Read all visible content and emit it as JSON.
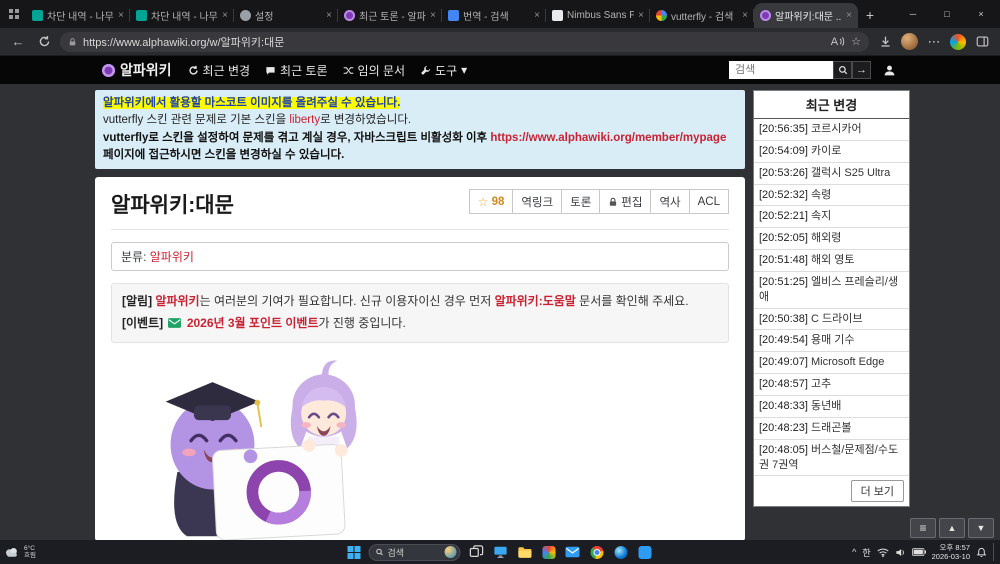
{
  "icons": {
    "close": "×",
    "minimize": "─",
    "maximize": "□",
    "new_tab": "+",
    "back": "←",
    "more": "⋯",
    "star_outline": "☆",
    "star_filled": "★",
    "caret_down": "▾",
    "arrow_right": "→",
    "list": "≡",
    "arrow_up": "▲",
    "arrow_down": "▼",
    "chevron_up": "^",
    "read_aloud": "A"
  },
  "browser": {
    "tabs": [
      {
        "label": "차단 내역 - 나무..."
      },
      {
        "label": "차단 내역 - 나무..."
      },
      {
        "label": "설정"
      },
      {
        "label": "최근 토론 - 알파위..."
      },
      {
        "label": "번역 - 검색"
      },
      {
        "label": "Nimbus Sans Fon..."
      },
      {
        "label": "vutterfly - 검색"
      },
      {
        "label": "알파위키:대문 ..."
      }
    ],
    "url": "https://www.alphawiki.org/w/알파위키:대문"
  },
  "wiki": {
    "header": {
      "logo": "알파위키",
      "nav": [
        {
          "label": "최근 변경"
        },
        {
          "label": "최근 토론"
        },
        {
          "label": "임의 문서"
        },
        {
          "label": "도구"
        }
      ],
      "search_placeholder": "검색"
    },
    "site_notice": {
      "line1": "알파위키에서 활용할 마스코트 이미지를 올려주실 수 있습니다.",
      "line2_pre": "vutterfly 스킨 관련 문제로 기본 스킨을 ",
      "line2_link": "liberty",
      "line2_post": "로 변경하였습니다.",
      "line3_pre": "vutterfly로 스킨을 설정하여 문제를 겪고 계실 경우, 자바스크립트 비활성화 이후 ",
      "line3_link": "https://www.alphawiki.org/member/mypage",
      "line3_post": " 페이지에 접근하시면 스킨을 변경하실 수 있습니다."
    },
    "article": {
      "title": "알파위키:대문",
      "star_count": "98",
      "btn_backlinks": "역링크",
      "btn_discuss": "토론",
      "btn_edit": "편집",
      "btn_history": "역사",
      "btn_acl": "ACL",
      "category_label": "분류:",
      "category_link": "알파위키",
      "notice1_tag": "[알림]",
      "notice1_link1": "알파위키",
      "notice1_mid1": "는 여러분의 기여가 필요합니다. 신규 이용자이신 경우 먼저 ",
      "notice1_link2": "알파위키:도움말",
      "notice1_post": " 문서를 확인해 주세요.",
      "notice2_tag": "[이벤트]",
      "notice2_link": "2026년 3월 포인트 이벤트",
      "notice2_post": "가 진행 중입니다."
    },
    "recent_changes": {
      "title": "최근 변경",
      "items": [
        {
          "time": "[20:56:35]",
          "title": "코르시카어"
        },
        {
          "time": "[20:54:09]",
          "title": "카이로"
        },
        {
          "time": "[20:53:26]",
          "title": "갤럭시 S25 Ultra"
        },
        {
          "time": "[20:52:32]",
          "title": "속령"
        },
        {
          "time": "[20:52:21]",
          "title": "속지"
        },
        {
          "time": "[20:52:05]",
          "title": "해외령"
        },
        {
          "time": "[20:51:48]",
          "title": "해외 영토"
        },
        {
          "time": "[20:51:25]",
          "title": "엘비스 프레슬리/생애"
        },
        {
          "time": "[20:50:38]",
          "title": "C 드라이브"
        },
        {
          "time": "[20:49:54]",
          "title": "용매 기수"
        },
        {
          "time": "[20:49:07]",
          "title": "Microsoft Edge"
        },
        {
          "time": "[20:48:57]",
          "title": "고추"
        },
        {
          "time": "[20:48:33]",
          "title": "동년배"
        },
        {
          "time": "[20:48:23]",
          "title": "드래곤볼"
        },
        {
          "time": "[20:48:05]",
          "title": "버스철/문제점/수도권 7권역"
        }
      ],
      "more_label": "더 보기"
    }
  },
  "taskbar": {
    "weather_temp": "6°C",
    "weather_desc": "흐림",
    "search_label": "검색",
    "ime": "한",
    "time": "오후 8:57",
    "date": "2026-03-10"
  },
  "colors": {
    "accent_purple": "#7d3cb5",
    "link_red": "#c82333",
    "notice_bg": "#d9edf7",
    "highlight_yellow": "#fdfd00"
  }
}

## Requirement
Track down every line with the word "있습니다" and copy it.

## Solved exercise
      "line1": "알파위키에서 활용할 마스코트 이미지를 올려주실 수 있습니다.",
      "line3_post": " 페이지에 접근하시면 스킨을 변경하실 수 있습니다."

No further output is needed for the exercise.